Short task >> Write out the whole listing again, exactly.

Entries >>
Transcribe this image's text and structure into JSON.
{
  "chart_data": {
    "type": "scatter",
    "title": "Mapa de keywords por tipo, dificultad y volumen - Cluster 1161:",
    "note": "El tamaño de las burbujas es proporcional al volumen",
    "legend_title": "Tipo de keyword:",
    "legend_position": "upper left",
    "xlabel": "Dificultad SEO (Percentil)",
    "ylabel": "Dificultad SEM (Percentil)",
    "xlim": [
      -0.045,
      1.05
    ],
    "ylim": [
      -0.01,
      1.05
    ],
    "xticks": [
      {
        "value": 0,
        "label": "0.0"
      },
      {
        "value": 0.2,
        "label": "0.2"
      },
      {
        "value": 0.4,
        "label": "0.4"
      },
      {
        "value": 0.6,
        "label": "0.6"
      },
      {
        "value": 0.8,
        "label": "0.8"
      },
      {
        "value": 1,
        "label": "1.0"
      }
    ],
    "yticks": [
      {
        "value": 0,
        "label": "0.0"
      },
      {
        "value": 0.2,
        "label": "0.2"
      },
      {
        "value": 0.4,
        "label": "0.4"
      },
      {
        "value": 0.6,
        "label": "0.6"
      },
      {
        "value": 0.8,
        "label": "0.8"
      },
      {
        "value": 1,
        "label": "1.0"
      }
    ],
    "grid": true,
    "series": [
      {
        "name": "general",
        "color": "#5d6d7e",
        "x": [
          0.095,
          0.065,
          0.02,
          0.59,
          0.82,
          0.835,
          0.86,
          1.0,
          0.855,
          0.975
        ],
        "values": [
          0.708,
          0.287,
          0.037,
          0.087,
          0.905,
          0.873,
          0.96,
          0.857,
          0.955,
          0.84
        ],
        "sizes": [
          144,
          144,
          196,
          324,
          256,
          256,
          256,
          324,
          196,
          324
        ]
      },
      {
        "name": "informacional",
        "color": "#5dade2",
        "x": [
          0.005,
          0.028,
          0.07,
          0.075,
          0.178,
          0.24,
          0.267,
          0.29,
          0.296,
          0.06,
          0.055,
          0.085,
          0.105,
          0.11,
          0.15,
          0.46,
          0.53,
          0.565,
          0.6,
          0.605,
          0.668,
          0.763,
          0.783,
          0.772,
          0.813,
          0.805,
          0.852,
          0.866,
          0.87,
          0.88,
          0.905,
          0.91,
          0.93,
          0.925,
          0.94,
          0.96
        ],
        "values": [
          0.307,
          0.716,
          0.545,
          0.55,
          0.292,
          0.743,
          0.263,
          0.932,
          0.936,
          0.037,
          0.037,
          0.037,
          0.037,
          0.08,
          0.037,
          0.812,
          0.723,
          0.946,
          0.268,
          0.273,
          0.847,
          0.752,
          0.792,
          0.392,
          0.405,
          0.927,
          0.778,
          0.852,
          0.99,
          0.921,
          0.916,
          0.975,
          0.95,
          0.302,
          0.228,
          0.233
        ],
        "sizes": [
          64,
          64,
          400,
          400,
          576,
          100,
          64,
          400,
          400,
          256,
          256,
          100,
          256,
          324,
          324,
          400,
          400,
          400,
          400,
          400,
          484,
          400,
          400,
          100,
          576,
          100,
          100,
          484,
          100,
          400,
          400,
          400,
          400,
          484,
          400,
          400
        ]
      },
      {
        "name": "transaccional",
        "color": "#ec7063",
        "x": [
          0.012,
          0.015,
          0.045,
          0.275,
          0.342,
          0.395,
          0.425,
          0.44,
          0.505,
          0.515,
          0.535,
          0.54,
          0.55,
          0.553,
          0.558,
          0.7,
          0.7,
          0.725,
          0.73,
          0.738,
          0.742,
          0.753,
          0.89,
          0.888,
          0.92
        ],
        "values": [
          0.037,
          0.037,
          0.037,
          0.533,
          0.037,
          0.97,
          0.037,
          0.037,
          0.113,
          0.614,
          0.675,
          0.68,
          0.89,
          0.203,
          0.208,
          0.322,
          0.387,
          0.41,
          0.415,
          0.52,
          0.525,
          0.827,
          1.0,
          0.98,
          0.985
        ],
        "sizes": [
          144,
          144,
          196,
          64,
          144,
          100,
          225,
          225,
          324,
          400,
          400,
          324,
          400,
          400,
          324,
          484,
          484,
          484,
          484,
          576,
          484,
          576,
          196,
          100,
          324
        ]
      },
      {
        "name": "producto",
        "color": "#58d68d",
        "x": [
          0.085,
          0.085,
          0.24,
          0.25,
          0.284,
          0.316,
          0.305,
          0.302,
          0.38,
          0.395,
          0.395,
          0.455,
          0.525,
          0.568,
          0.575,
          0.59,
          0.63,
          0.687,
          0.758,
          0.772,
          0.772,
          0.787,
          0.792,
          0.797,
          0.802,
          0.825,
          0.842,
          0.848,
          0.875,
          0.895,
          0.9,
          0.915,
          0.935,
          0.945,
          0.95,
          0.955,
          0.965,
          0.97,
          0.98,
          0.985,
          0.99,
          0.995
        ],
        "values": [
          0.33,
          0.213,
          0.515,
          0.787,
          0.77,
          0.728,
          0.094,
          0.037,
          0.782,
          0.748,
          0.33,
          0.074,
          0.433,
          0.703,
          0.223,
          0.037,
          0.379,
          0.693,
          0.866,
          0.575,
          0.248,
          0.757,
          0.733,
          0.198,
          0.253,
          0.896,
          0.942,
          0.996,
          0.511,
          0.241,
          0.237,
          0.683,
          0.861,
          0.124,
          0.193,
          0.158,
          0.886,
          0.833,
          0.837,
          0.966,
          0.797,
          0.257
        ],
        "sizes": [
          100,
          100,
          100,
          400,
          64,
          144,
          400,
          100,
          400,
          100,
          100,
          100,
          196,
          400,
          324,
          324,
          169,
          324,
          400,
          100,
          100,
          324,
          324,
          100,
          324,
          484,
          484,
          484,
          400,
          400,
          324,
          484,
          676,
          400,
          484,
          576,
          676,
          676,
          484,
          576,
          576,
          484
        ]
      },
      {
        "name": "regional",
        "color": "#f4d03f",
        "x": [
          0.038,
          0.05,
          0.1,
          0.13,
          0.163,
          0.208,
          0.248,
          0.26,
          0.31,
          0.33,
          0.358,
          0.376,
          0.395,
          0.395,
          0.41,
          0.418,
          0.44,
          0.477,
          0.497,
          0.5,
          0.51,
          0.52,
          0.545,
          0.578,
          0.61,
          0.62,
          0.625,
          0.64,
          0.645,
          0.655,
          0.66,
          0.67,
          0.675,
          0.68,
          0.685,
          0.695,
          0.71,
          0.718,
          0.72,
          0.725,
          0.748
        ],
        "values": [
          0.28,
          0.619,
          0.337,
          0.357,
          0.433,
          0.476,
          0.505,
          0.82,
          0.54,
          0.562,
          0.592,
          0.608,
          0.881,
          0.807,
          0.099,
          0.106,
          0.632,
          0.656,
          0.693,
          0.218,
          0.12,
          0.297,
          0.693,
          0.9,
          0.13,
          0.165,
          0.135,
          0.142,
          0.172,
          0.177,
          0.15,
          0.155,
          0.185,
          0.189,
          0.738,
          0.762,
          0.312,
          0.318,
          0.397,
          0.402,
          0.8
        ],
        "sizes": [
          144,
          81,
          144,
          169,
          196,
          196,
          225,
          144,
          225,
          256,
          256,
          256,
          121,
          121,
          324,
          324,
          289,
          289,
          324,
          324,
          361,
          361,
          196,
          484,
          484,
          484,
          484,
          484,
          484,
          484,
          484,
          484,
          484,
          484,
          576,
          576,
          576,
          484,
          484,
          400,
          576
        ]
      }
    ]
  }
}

Exercise output >>
Transcribe this image's text and structure into JSON.
{
  "chart_data": {
    "type": "scatter",
    "title": "Mapa de keywords por tipo, dificultad y volumen - Cluster 1161:",
    "note": "El tamaño de las burbujas es proporcional al volumen",
    "legend_title": "Tipo de keyword:",
    "legend_position": "upper left",
    "xlabel": "Dificultad SEO (Percentil)",
    "ylabel": "Dificultad SEM (Percentil)",
    "xlim": [
      -0.045,
      1.05
    ],
    "ylim": [
      -0.01,
      1.05
    ],
    "xticks": [
      {
        "value": 0,
        "label": "0.0"
      },
      {
        "value": 0.2,
        "label": "0.2"
      },
      {
        "value": 0.4,
        "label": "0.4"
      },
      {
        "value": 0.6,
        "label": "0.6"
      },
      {
        "value": 0.8,
        "label": "0.8"
      },
      {
        "value": 1,
        "label": "1.0"
      }
    ],
    "yticks": [
      {
        "value": 0,
        "label": "0.0"
      },
      {
        "value": 0.2,
        "label": "0.2"
      },
      {
        "value": 0.4,
        "label": "0.4"
      },
      {
        "value": 0.6,
        "label": "0.6"
      },
      {
        "value": 0.8,
        "label": "0.8"
      },
      {
        "value": 1,
        "label": "1.0"
      }
    ],
    "grid": true,
    "series": [
      {
        "name": "general",
        "color": "#5d6d7e",
        "x": [
          0.095,
          0.065,
          0.02,
          0.59,
          0.82,
          0.835,
          0.86,
          1.0,
          0.855,
          0.975
        ],
        "values": [
          0.708,
          0.287,
          0.037,
          0.087,
          0.905,
          0.873,
          0.96,
          0.857,
          0.955,
          0.84
        ],
        "sizes": [
          144,
          144,
          196,
          324,
          256,
          256,
          256,
          324,
          196,
          324
        ]
      },
      {
        "name": "informacional",
        "color": "#5dade2",
        "x": [
          0.005,
          0.028,
          0.07,
          0.075,
          0.178,
          0.24,
          0.267,
          0.29,
          0.296,
          0.06,
          0.055,
          0.085,
          0.105,
          0.11,
          0.15,
          0.46,
          0.53,
          0.565,
          0.6,
          0.605,
          0.668,
          0.763,
          0.783,
          0.772,
          0.813,
          0.805,
          0.852,
          0.866,
          0.87,
          0.88,
          0.905,
          0.91,
          0.93,
          0.925,
          0.94,
          0.96
        ],
        "values": [
          0.307,
          0.716,
          0.545,
          0.55,
          0.292,
          0.743,
          0.263,
          0.932,
          0.936,
          0.037,
          0.037,
          0.037,
          0.037,
          0.08,
          0.037,
          0.812,
          0.723,
          0.946,
          0.268,
          0.273,
          0.847,
          0.752,
          0.792,
          0.392,
          0.405,
          0.927,
          0.778,
          0.852,
          0.99,
          0.921,
          0.916,
          0.975,
          0.95,
          0.302,
          0.228,
          0.233
        ],
        "sizes": [
          64,
          64,
          400,
          400,
          576,
          100,
          64,
          400,
          400,
          256,
          256,
          100,
          256,
          324,
          324,
          400,
          400,
          400,
          400,
          400,
          484,
          400,
          400,
          100,
          576,
          100,
          100,
          484,
          100,
          400,
          400,
          400,
          400,
          484,
          400,
          400
        ]
      },
      {
        "name": "transaccional",
        "color": "#ec7063",
        "x": [
          0.012,
          0.015,
          0.045,
          0.275,
          0.342,
          0.395,
          0.425,
          0.44,
          0.505,
          0.515,
          0.535,
          0.54,
          0.55,
          0.553,
          0.558,
          0.7,
          0.7,
          0.725,
          0.73,
          0.738,
          0.742,
          0.753,
          0.89,
          0.888,
          0.92
        ],
        "values": [
          0.037,
          0.037,
          0.037,
          0.533,
          0.037,
          0.97,
          0.037,
          0.037,
          0.113,
          0.614,
          0.675,
          0.68,
          0.89,
          0.203,
          0.208,
          0.322,
          0.387,
          0.41,
          0.415,
          0.52,
          0.525,
          0.827,
          1.0,
          0.98,
          0.985
        ],
        "sizes": [
          144,
          144,
          196,
          64,
          144,
          100,
          225,
          225,
          324,
          400,
          400,
          324,
          400,
          400,
          324,
          484,
          484,
          484,
          484,
          576,
          484,
          576,
          196,
          100,
          324
        ]
      },
      {
        "name": "producto",
        "color": "#58d68d",
        "x": [
          0.085,
          0.085,
          0.24,
          0.25,
          0.284,
          0.316,
          0.305,
          0.302,
          0.38,
          0.395,
          0.395,
          0.455,
          0.525,
          0.568,
          0.575,
          0.59,
          0.63,
          0.687,
          0.758,
          0.772,
          0.772,
          0.787,
          0.792,
          0.797,
          0.802,
          0.825,
          0.842,
          0.848,
          0.875,
          0.895,
          0.9,
          0.915,
          0.935,
          0.945,
          0.95,
          0.955,
          0.965,
          0.97,
          0.98,
          0.985,
          0.99,
          0.995
        ],
        "values": [
          0.33,
          0.213,
          0.515,
          0.787,
          0.77,
          0.728,
          0.094,
          0.037,
          0.782,
          0.748,
          0.33,
          0.074,
          0.433,
          0.703,
          0.223,
          0.037,
          0.379,
          0.693,
          0.866,
          0.575,
          0.248,
          0.757,
          0.733,
          0.198,
          0.253,
          0.896,
          0.942,
          0.996,
          0.511,
          0.241,
          0.237,
          0.683,
          0.861,
          0.124,
          0.193,
          0.158,
          0.886,
          0.833,
          0.837,
          0.966,
          0.797,
          0.257
        ],
        "sizes": [
          100,
          100,
          100,
          400,
          64,
          144,
          400,
          100,
          400,
          100,
          100,
          100,
          196,
          400,
          324,
          324,
          169,
          324,
          400,
          100,
          100,
          324,
          324,
          100,
          324,
          484,
          484,
          484,
          400,
          400,
          324,
          484,
          676,
          400,
          484,
          576,
          676,
          676,
          484,
          576,
          576,
          484
        ]
      },
      {
        "name": "regional",
        "color": "#f4d03f",
        "x": [
          0.038,
          0.05,
          0.1,
          0.13,
          0.163,
          0.208,
          0.248,
          0.26,
          0.31,
          0.33,
          0.358,
          0.376,
          0.395,
          0.395,
          0.41,
          0.418,
          0.44,
          0.477,
          0.497,
          0.5,
          0.51,
          0.52,
          0.545,
          0.578,
          0.61,
          0.62,
          0.625,
          0.64,
          0.645,
          0.655,
          0.66,
          0.67,
          0.675,
          0.68,
          0.685,
          0.695,
          0.71,
          0.718,
          0.72,
          0.725,
          0.748
        ],
        "values": [
          0.28,
          0.619,
          0.337,
          0.357,
          0.433,
          0.476,
          0.505,
          0.82,
          0.54,
          0.562,
          0.592,
          0.608,
          0.881,
          0.807,
          0.099,
          0.106,
          0.632,
          0.656,
          0.693,
          0.218,
          0.12,
          0.297,
          0.693,
          0.9,
          0.13,
          0.165,
          0.135,
          0.142,
          0.172,
          0.177,
          0.15,
          0.155,
          0.185,
          0.189,
          0.738,
          0.762,
          0.312,
          0.318,
          0.397,
          0.402,
          0.8
        ],
        "sizes": [
          144,
          81,
          144,
          169,
          196,
          196,
          225,
          144,
          225,
          256,
          256,
          256,
          121,
          121,
          324,
          324,
          289,
          289,
          324,
          324,
          361,
          361,
          196,
          484,
          484,
          484,
          484,
          484,
          484,
          484,
          484,
          484,
          484,
          484,
          576,
          576,
          576,
          484,
          484,
          400,
          576
        ]
      }
    ]
  }
}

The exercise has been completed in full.